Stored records
>> START

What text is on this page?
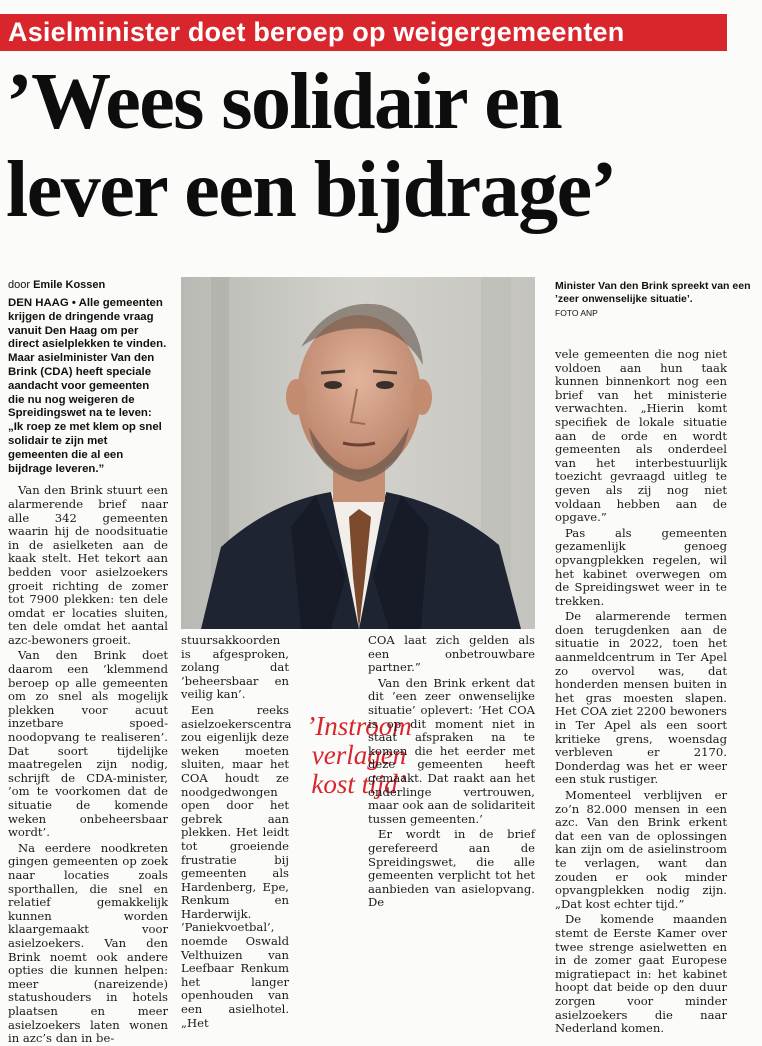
Asielminister doet beroep op weigergemeenten
’Wees solidair en
lever een bijdrage’
door Emile Kossen	Minister Van den Brink spreekt van een ’zeer onwenselijke situatie’.
FOTO ANP

DEN HAAG • Alle gemeenten krijgen de dringende vraag vanuit Den Haag om per direct asielplekken te vinden. Maar asielminister Van den Brink (CDA) heeft speciale aandacht voor gemeenten die nu nog weigeren de Spreidingswet na te leven: „Ik roep ze met klem op snel solidair te zijn met gemeenten die al een bijdrage leveren.”

Van den Brink stuurt een alarmerende brief naar alle 342 gemeenten waarin hij de noodsituatie in de asielketen aan de kaak stelt. Het tekort aan bedden voor asielzoekers groeit richting de zomer tot 7900 plekken: ten dele omdat er locaties sluiten, ten dele omdat het aantal azc-bewoners groeit.

Van den Brink doet daarom een ’klemmend beroep op alle gemeenten om zo snel als mogelijk plekken voor acuut inzetbare spoed-noodopvang te realiseren’. Dat soort tijdelijke maatregelen zijn nodig, schrijft de CDA-minister, ’om te voorkomen dat de situatie de komende weken onbeheersbaar wordt’.

Na eerdere noodkreten gingen gemeenten op zoek naar locaties zoals sporthallen, die snel en relatief gemakkelijk kunnen worden klaargemaakt voor asielzoekers. Van den Brink noemt ook andere opties die kunnen helpen: meer (nareizende) statushouders in hotels plaatsen en meer asielzoekers laten wonen in azc’s dan in be-

stuursakkoorden is afgesproken, zolang dat ’beheersbaar en veilig kan’.

Een reeks asielzoekerscentra zou eigenlijk deze weken moeten sluiten, maar het COA houdt ze noodgedwongen open door het gebrek aan plekken. Het leidt tot groeiende frustratie bij gemeenten als Hardenberg, Epe, Renkum en Harderwijk. ’Paniekvoetbal’, noemde Oswald Velthuizen van Leefbaar Renkum het langer openhouden van een asielhotel. „Het

’Instroom verlagen kost tijd’

COA laat zich gelden als een onbetrouwbare partner.”

Van den Brink erkent dat dit ’een zeer onwenselijke situatie’ oplevert: ’Het COA is op dit moment niet in staat afspraken na te komen die het eerder met deze gemeenten heeft gemaakt. Dat raakt aan het onderlinge vertrouwen, maar ook aan de solidariteit tussen gemeenten.’

Er wordt in de brief gerefereerd aan de Spreidingswet, die alle gemeenten verplicht tot het aanbieden van asielopvang. De

vele gemeenten die nog niet voldoen aan hun taak kunnen binnenkort nog een brief van het ministerie verwachten. „Hierin komt specifiek de lokale situatie aan de orde en wordt gemeenten als onderdeel van het interbestuurlijk toezicht gevraagd uitleg te geven als zij nog niet voldaan hebben aan de opgave.”

Pas als gemeenten gezamenlijk genoeg opvangplekken regelen, wil het kabinet overwegen om de Spreidingswet weer in te trekken.

De alarmerende termen doen terugdenken aan de situatie in 2022, toen het aanmeldcentrum in Ter Apel zo overvol was, dat honderden mensen buiten in het gras moesten slapen. Het COA ziet 2200 bewoners in Ter Apel als een soort kritieke grens, woensdag verbleven er 2170. Donderdag was het er weer een stuk rustiger.

Momenteel verblijven er zo’n 82.000 mensen in een azc. Van den Brink erkent dat een van de oplossingen kan zijn om de asielinstroom te verlagen, want dan zouden er ook minder opvangplekken nodig zijn. „Dat kost echter tijd.”

De komende maanden stemt de Eerste Kamer over twee strenge asielwetten en in de zomer gaat Europese migratiepact in: het kabinet hoopt dat beide op den duur zorgen voor minder asielzoekers die naar Nederland komen.
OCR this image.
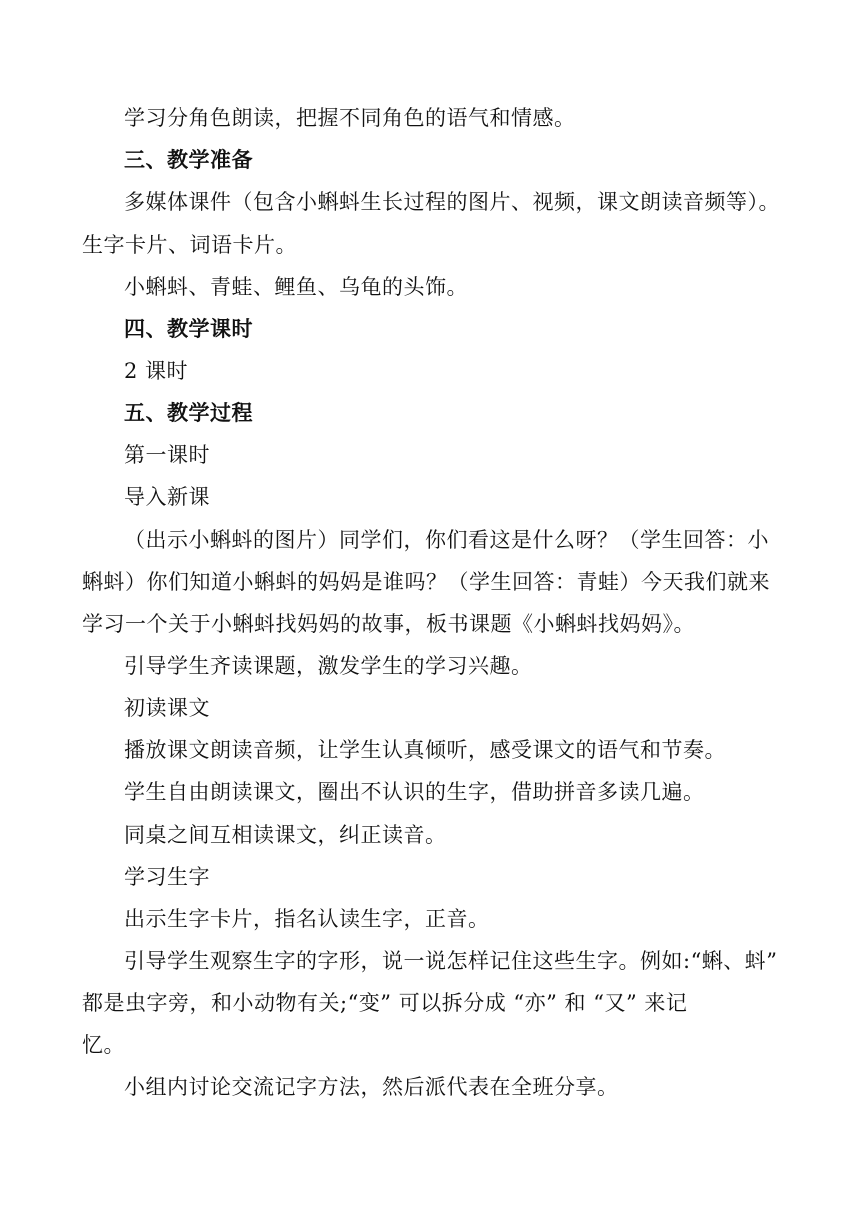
学习分角色朗读，把握不同角色的语气和情感。
三、教学准备
多媒体课件（包含小蝌蚪生长过程的图片、视频，课文朗读音频等）。
生字卡片、词语卡片。
小蝌蚪、青蛙、鲤鱼、乌龟的头饰。
四、教学课时
2 课时
五、教学过程
第一课时
导入新课
（出示小蝌蚪的图片）同学们，你们看这是什么呀？（学生回答：小
蝌蚪）你们知道小蝌蚪的妈妈是谁吗？（学生回答：青蛙）今天我们就来
学习一个关于小蝌蚪找妈妈的故事，板书课题《小蝌蚪找妈妈》。
引导学生齐读课题，激发学生的学习兴趣。
初读课文
播放课文朗读音频，让学生认真倾听，感受课文的语气和节奏。
学生自由朗读课文，圈出不认识的生字，借助拼音多读几遍。
同桌之间互相读课文，纠正读音。
学习生字
出示生字卡片，指名认读生字，正音。
引导学生观察生字的字形，说一说怎样记住这些生字。例如:“蝌、蚪”
都是虫字旁，和小动物有关;“变” 可以拆分成 “亦” 和 “又” 来记
忆。
小组内讨论交流记字方法，然后派代表在全班分享。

>> END

Given instruction — Identify each line holding the string "this", and copy it out.

Result below —
What text is on this page?
OCR this image.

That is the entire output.